## Stored entries
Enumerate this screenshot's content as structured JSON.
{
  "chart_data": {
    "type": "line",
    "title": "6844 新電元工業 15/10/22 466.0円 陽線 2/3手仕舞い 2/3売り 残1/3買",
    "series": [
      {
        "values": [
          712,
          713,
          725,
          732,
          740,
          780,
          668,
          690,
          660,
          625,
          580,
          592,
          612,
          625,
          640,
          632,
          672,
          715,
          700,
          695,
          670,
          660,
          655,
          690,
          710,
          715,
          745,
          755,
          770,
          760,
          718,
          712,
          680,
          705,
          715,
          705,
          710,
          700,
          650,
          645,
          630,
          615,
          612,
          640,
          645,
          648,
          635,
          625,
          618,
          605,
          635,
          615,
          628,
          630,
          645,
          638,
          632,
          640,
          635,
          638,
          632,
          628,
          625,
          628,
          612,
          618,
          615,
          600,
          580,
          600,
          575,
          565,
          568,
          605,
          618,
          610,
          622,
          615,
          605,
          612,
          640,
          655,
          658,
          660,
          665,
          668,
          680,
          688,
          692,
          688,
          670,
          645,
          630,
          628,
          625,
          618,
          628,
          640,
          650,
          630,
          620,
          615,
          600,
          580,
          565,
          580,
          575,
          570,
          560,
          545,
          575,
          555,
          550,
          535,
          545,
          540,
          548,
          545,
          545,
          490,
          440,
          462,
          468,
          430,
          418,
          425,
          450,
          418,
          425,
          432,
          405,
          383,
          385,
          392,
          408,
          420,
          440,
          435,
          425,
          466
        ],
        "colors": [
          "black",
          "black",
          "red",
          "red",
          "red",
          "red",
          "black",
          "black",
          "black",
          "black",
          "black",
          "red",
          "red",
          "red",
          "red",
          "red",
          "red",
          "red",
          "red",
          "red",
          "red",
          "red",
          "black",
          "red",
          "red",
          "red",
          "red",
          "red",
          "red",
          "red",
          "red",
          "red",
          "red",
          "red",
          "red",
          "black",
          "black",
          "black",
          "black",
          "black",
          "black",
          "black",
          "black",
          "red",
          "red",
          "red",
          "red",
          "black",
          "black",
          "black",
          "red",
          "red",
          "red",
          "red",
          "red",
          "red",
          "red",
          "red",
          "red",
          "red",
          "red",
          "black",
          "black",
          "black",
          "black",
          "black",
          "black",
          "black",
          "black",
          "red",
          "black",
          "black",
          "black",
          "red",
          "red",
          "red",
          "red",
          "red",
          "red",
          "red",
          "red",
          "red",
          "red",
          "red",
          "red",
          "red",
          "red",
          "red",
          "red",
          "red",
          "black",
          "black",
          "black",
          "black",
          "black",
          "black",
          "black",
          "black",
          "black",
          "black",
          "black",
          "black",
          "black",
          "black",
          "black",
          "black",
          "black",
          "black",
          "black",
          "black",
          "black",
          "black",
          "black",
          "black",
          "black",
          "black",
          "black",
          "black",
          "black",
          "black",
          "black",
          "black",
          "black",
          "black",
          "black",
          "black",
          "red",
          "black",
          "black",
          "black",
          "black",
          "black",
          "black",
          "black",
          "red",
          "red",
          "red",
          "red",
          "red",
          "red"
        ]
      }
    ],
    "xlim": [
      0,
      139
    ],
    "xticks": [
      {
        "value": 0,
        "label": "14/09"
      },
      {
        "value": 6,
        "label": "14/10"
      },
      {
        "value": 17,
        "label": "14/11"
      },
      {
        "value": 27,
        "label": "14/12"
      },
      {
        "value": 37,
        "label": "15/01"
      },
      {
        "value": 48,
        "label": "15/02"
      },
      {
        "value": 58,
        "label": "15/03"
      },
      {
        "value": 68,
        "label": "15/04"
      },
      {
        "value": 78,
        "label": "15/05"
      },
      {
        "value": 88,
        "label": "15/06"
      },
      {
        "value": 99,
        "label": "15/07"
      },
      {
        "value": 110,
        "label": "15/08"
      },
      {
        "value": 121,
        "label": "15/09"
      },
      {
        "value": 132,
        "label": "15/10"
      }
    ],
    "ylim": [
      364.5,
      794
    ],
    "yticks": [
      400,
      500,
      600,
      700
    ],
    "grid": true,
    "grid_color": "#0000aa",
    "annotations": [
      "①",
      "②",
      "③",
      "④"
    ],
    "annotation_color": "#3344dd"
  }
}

## STATED EXERCISE
Extract the full listing above without alteration.

## RESULT
Enumerate this screenshot's content as structured JSON.
{
  "chart_data": {
    "type": "line",
    "title": "6844 新電元工業 15/10/22 466.0円 陽線 2/3手仕舞い 2/3売り 残1/3買",
    "series": [
      {
        "values": [
          712,
          713,
          725,
          732,
          740,
          780,
          668,
          690,
          660,
          625,
          580,
          592,
          612,
          625,
          640,
          632,
          672,
          715,
          700,
          695,
          670,
          660,
          655,
          690,
          710,
          715,
          745,
          755,
          770,
          760,
          718,
          712,
          680,
          705,
          715,
          705,
          710,
          700,
          650,
          645,
          630,
          615,
          612,
          640,
          645,
          648,
          635,
          625,
          618,
          605,
          635,
          615,
          628,
          630,
          645,
          638,
          632,
          640,
          635,
          638,
          632,
          628,
          625,
          628,
          612,
          618,
          615,
          600,
          580,
          600,
          575,
          565,
          568,
          605,
          618,
          610,
          622,
          615,
          605,
          612,
          640,
          655,
          658,
          660,
          665,
          668,
          680,
          688,
          692,
          688,
          670,
          645,
          630,
          628,
          625,
          618,
          628,
          640,
          650,
          630,
          620,
          615,
          600,
          580,
          565,
          580,
          575,
          570,
          560,
          545,
          575,
          555,
          550,
          535,
          545,
          540,
          548,
          545,
          545,
          490,
          440,
          462,
          468,
          430,
          418,
          425,
          450,
          418,
          425,
          432,
          405,
          383,
          385,
          392,
          408,
          420,
          440,
          435,
          425,
          466
        ],
        "colors": [
          "black",
          "black",
          "red",
          "red",
          "red",
          "red",
          "black",
          "black",
          "black",
          "black",
          "black",
          "red",
          "red",
          "red",
          "red",
          "red",
          "red",
          "red",
          "red",
          "red",
          "red",
          "red",
          "black",
          "red",
          "red",
          "red",
          "red",
          "red",
          "red",
          "red",
          "red",
          "red",
          "red",
          "red",
          "red",
          "black",
          "black",
          "black",
          "black",
          "black",
          "black",
          "black",
          "black",
          "red",
          "red",
          "red",
          "red",
          "black",
          "black",
          "black",
          "red",
          "red",
          "red",
          "red",
          "red",
          "red",
          "red",
          "red",
          "red",
          "red",
          "red",
          "black",
          "black",
          "black",
          "black",
          "black",
          "black",
          "black",
          "black",
          "red",
          "black",
          "black",
          "black",
          "red",
          "red",
          "red",
          "red",
          "red",
          "red",
          "red",
          "red",
          "red",
          "red",
          "red",
          "red",
          "red",
          "red",
          "red",
          "red",
          "red",
          "black",
          "black",
          "black",
          "black",
          "black",
          "black",
          "black",
          "black",
          "black",
          "black",
          "black",
          "black",
          "black",
          "black",
          "black",
          "black",
          "black",
          "black",
          "black",
          "black",
          "black",
          "black",
          "black",
          "black",
          "black",
          "black",
          "black",
          "black",
          "black",
          "black",
          "black",
          "black",
          "black",
          "black",
          "black",
          "black",
          "red",
          "black",
          "black",
          "black",
          "black",
          "black",
          "black",
          "black",
          "red",
          "red",
          "red",
          "red",
          "red",
          "red"
        ]
      }
    ],
    "xlim": [
      0,
      139
    ],
    "xticks": [
      {
        "value": 0,
        "label": "14/09"
      },
      {
        "value": 6,
        "label": "14/10"
      },
      {
        "value": 17,
        "label": "14/11"
      },
      {
        "value": 27,
        "label": "14/12"
      },
      {
        "value": 37,
        "label": "15/01"
      },
      {
        "value": 48,
        "label": "15/02"
      },
      {
        "value": 58,
        "label": "15/03"
      },
      {
        "value": 68,
        "label": "15/04"
      },
      {
        "value": 78,
        "label": "15/05"
      },
      {
        "value": 88,
        "label": "15/06"
      },
      {
        "value": 99,
        "label": "15/07"
      },
      {
        "value": 110,
        "label": "15/08"
      },
      {
        "value": 121,
        "label": "15/09"
      },
      {
        "value": 132,
        "label": "15/10"
      }
    ],
    "ylim": [
      364.5,
      794
    ],
    "yticks": [
      400,
      500,
      600,
      700
    ],
    "grid": true,
    "grid_color": "#0000aa",
    "annotations": [
      "①",
      "②",
      "③",
      "④"
    ],
    "annotation_color": "#3344dd"
  }
}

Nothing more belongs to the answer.